**What is required**
Repeat the data exactly, please.

**Records to process**
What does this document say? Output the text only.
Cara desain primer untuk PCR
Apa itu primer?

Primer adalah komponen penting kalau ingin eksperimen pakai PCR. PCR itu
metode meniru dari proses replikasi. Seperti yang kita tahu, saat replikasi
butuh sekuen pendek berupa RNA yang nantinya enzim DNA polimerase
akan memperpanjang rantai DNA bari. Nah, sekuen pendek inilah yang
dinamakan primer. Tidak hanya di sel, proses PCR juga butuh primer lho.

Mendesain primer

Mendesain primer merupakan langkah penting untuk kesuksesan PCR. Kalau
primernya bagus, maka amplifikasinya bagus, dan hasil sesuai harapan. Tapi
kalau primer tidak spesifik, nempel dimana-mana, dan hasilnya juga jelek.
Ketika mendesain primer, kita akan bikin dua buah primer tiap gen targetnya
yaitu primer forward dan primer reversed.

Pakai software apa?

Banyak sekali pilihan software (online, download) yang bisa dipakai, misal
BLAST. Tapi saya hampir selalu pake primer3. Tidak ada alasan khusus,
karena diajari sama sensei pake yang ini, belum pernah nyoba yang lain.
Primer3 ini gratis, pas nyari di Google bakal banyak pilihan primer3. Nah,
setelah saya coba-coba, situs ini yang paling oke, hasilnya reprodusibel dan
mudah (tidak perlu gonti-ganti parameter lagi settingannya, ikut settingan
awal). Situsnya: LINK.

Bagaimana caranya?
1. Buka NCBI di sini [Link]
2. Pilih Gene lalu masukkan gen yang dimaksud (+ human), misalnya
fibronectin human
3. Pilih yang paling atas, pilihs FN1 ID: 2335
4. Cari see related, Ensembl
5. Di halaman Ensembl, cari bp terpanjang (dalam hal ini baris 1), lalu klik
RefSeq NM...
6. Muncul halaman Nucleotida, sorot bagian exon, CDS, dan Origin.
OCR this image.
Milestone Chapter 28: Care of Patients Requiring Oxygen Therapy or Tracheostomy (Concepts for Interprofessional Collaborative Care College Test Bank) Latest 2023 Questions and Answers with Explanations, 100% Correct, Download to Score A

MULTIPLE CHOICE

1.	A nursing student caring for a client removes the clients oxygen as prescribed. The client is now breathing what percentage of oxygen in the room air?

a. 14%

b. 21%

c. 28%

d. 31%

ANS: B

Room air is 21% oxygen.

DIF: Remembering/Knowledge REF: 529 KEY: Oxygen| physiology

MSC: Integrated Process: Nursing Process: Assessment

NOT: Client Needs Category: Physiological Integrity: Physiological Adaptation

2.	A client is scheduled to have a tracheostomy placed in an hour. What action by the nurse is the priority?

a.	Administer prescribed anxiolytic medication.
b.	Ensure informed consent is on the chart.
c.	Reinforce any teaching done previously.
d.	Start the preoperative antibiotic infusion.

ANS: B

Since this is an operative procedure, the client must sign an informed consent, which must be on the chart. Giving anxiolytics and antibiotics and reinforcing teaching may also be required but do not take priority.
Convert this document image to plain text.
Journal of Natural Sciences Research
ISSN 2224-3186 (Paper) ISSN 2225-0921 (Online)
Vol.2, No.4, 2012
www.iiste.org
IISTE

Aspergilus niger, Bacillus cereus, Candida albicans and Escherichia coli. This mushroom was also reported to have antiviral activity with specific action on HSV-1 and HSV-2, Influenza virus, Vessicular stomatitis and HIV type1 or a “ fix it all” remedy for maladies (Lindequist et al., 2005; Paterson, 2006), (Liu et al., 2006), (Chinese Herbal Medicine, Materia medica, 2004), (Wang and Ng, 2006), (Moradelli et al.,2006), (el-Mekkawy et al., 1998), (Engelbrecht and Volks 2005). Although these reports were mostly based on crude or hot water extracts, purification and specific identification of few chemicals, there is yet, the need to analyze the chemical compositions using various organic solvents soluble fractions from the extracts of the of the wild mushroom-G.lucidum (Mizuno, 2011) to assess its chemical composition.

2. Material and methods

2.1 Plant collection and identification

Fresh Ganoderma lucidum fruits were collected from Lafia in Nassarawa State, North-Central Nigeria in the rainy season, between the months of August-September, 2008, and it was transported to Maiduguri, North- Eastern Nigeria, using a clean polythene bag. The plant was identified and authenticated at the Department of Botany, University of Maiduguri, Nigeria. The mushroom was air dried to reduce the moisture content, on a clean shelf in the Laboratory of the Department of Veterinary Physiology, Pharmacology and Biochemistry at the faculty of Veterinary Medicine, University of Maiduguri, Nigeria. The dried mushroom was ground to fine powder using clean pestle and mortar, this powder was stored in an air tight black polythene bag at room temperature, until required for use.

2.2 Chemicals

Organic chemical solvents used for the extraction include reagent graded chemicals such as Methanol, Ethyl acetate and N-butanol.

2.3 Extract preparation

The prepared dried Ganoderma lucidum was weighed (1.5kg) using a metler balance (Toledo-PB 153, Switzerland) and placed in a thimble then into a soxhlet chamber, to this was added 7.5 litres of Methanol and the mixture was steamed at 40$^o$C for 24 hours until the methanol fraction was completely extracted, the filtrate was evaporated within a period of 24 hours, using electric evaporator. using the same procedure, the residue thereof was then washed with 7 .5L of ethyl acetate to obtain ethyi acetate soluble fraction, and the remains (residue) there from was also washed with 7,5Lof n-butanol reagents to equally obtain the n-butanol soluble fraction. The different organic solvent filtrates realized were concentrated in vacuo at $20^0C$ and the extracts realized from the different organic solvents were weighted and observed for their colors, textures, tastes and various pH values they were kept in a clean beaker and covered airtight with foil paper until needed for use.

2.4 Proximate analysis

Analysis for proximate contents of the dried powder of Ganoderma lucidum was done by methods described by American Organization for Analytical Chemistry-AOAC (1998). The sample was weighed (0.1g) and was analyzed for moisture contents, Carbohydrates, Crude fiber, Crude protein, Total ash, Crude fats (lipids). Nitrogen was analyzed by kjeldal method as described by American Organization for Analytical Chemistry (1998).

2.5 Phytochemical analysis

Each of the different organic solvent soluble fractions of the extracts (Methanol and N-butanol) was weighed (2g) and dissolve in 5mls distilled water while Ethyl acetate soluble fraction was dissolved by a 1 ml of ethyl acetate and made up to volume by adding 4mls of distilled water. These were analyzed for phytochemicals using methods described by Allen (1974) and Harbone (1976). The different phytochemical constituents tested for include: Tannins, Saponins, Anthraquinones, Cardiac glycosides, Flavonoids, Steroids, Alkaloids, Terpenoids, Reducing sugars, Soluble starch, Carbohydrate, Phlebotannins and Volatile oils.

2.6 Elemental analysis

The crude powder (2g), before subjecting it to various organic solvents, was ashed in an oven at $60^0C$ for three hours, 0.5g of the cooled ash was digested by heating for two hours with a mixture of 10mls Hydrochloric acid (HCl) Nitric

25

**Task response**
What does this document say? Output the text only.
Cara desain primer untuk PCR
Apa itu primer?

Primer adalah komponen penting kalau ingin eksperimen pakai PCR. PCR itu
metode meniru dari proses replikasi. Seperti yang kita tahu, saat replikasi
butuh sekuen pendek berupa RNA yang nantinya enzim DNA polimerase
akan memperpanjang rantai DNA bari. Nah, sekuen pendek inilah yang
dinamakan primer. Tidak hanya di sel, proses PCR juga butuh primer lho.

Mendesain primer

Mendesain primer merupakan langkah penting untuk kesuksesan PCR. Kalau
primernya bagus, maka amplifikasinya bagus, dan hasil sesuai harapan. Tapi
kalau primer tidak spesifik, nempel dimana-mana, dan hasilnya juga jelek.
Ketika mendesain primer, kita akan bikin dua buah primer tiap gen targetnya
yaitu primer forward dan primer reversed.

Pakai software apa?

Banyak sekali pilihan software (online, download) yang bisa dipakai, misal
BLAST. Tapi saya hampir selalu pake primer3. Tidak ada alasan khusus,
karena diajari sama sensei pake yang ini, belum pernah nyoba yang lain.
Primer3 ini gratis, pas nyari di Google bakal banyak pilihan primer3. Nah,
setelah saya coba-coba, situs ini yang paling oke, hasilnya reprodusibel dan
mudah (tidak perlu gonti-ganti parameter lagi settingannya, ikut settingan
awal). Situsnya: LINK.

Bagaimana caranya?
1. Buka NCBI di sini [Link]
2. Pilih Gene lalu masukkan gen yang dimaksud (+ human), misalnya
fibronectin human
3. Pilih yang paling atas, pilihs FN1 ID: 2335
4. Cari see related, Ensembl
5. Di halaman Ensembl, cari bp terpanjang (dalam hal ini baris 1), lalu klik
RefSeq NM...
6. Muncul halaman Nucleotida, sorot bagian exon, CDS, dan Origin.
OCR this image.
Milestone Chapter 28: Care of Patients Requiring Oxygen Therapy or Tracheostomy (Concepts for Interprofessional Collaborative Care College Test Bank) Latest 2023 Questions and Answers with Explanations, 100% Correct, Download to Score A

MULTIPLE CHOICE

1.	A nursing student caring for a client removes the clients oxygen as prescribed. The client is now breathing what percentage of oxygen in the room air?

a. 14%

b. 21%

c. 28%

d. 31%

ANS: B

Room air is 21% oxygen.

DIF: Remembering/Knowledge REF: 529 KEY: Oxygen| physiology

MSC: Integrated Process: Nursing Process: Assessment

NOT: Client Needs Category: Physiological Integrity: Physiological Adaptation

2.	A client is scheduled to have a tracheostomy placed in an hour. What action by the nurse is the priority?

a.	Administer prescribed anxiolytic medication.
b.	Ensure informed consent is on the chart.
c.	Reinforce any teaching done previously.
d.	Start the preoperative antibiotic infusion.

ANS: B

Since this is an operative procedure, the client must sign an informed consent, which must be on the chart. Giving anxiolytics and antibiotics and reinforcing teaching may also be required but do not take priority.
Convert this document image to plain text.
Journal of Natural Sciences Research
ISSN 2224-3186 (Paper) ISSN 2225-0921 (Online)
Vol.2, No.4, 2012
www.iiste.org
IISTE

Aspergilus niger, Bacillus cereus, Candida albicans and Escherichia coli. This mushroom was also reported to have antiviral activity with specific action on HSV-1 and HSV-2, Influenza virus, Vessicular stomatitis and HIV type1 or a “ fix it all” remedy for maladies (Lindequist et al., 2005; Paterson, 2006), (Liu et al., 2006), (Chinese Herbal Medicine, Materia medica, 2004), (Wang and Ng, 2006), (Moradelli et al.,2006), (el-Mekkawy et al., 1998), (Engelbrecht and Volks 2005). Although these reports were mostly based on crude or hot water extracts, purification and specific identification of few chemicals, there is yet, the need to analyze the chemical compositions using various organic solvents soluble fractions from the extracts of the of the wild mushroom-G.lucidum (Mizuno, 2011) to assess its chemical composition.

2. Material and methods

2.1 Plant collection and identification

Fresh Ganoderma lucidum fruits were collected from Lafia in Nassarawa State, North-Central Nigeria in the rainy season, between the months of August-September, 2008, and it was transported to Maiduguri, North- Eastern Nigeria, using a clean polythene bag. The plant was identified and authenticated at the Department of Botany, University of Maiduguri, Nigeria. The mushroom was air dried to reduce the moisture content, on a clean shelf in the Laboratory of the Department of Veterinary Physiology, Pharmacology and Biochemistry at the faculty of Veterinary Medicine, University of Maiduguri, Nigeria. The dried mushroom was ground to fine powder using clean pestle and mortar, this powder was stored in an air tight black polythene bag at room temperature, until required for use.

2.2 Chemicals

Organic chemical solvents used for the extraction include reagent graded chemicals such as Methanol, Ethyl acetate and N-butanol.

2.3 Extract preparation

The prepared dried Ganoderma lucidum was weighed (1.5kg) using a metler balance (Toledo-PB 153, Switzerland) and placed in a thimble then into a soxhlet chamber, to this was added 7.5 litres of Methanol and the mixture was steamed at 40$^o$C for 24 hours until the methanol fraction was completely extracted, the filtrate was evaporated within a period of 24 hours, using electric evaporator. using the same procedure, the residue thereof was then washed with 7 .5L of ethyl acetate to obtain ethyi acetate soluble fraction, and the remains (residue) there from was also washed with 7,5Lof n-butanol reagents to equally obtain the n-butanol soluble fraction. The different organic solvent filtrates realized were concentrated in vacuo at $20^0C$ and the extracts realized from the different organic solvents were weighted and observed for their colors, textures, tastes and various pH values they were kept in a clean beaker and covered airtight with foil paper until needed for use.

2.4 Proximate analysis

Analysis for proximate contents of the dried powder of Ganoderma lucidum was done by methods described by American Organization for Analytical Chemistry-AOAC (1998). The sample was weighed (0.1g) and was analyzed for moisture contents, Carbohydrates, Crude fiber, Crude protein, Total ash, Crude fats (lipids). Nitrogen was analyzed by kjeldal method as described by American Organization for Analytical Chemistry (1998).

2.5 Phytochemical analysis

Each of the different organic solvent soluble fractions of the extracts (Methanol and N-butanol) was weighed (2g) and dissolve in 5mls distilled water while Ethyl acetate soluble fraction was dissolved by a 1 ml of ethyl acetate and made up to volume by adding 4mls of distilled water. These were analyzed for phytochemicals using methods described by Allen (1974) and Harbone (1976). The different phytochemical constituents tested for include: Tannins, Saponins, Anthraquinones, Cardiac glycosides, Flavonoids, Steroids, Alkaloids, Terpenoids, Reducing sugars, Soluble starch, Carbohydrate, Phlebotannins and Volatile oils.

2.6 Elemental analysis

The crude powder (2g), before subjecting it to various organic solvents, was ashed in an oven at $60^0C$ for three hours, 0.5g of the cooled ash was digested by heating for two hours with a mixture of 10mls Hydrochloric acid (HCl) Nitric

25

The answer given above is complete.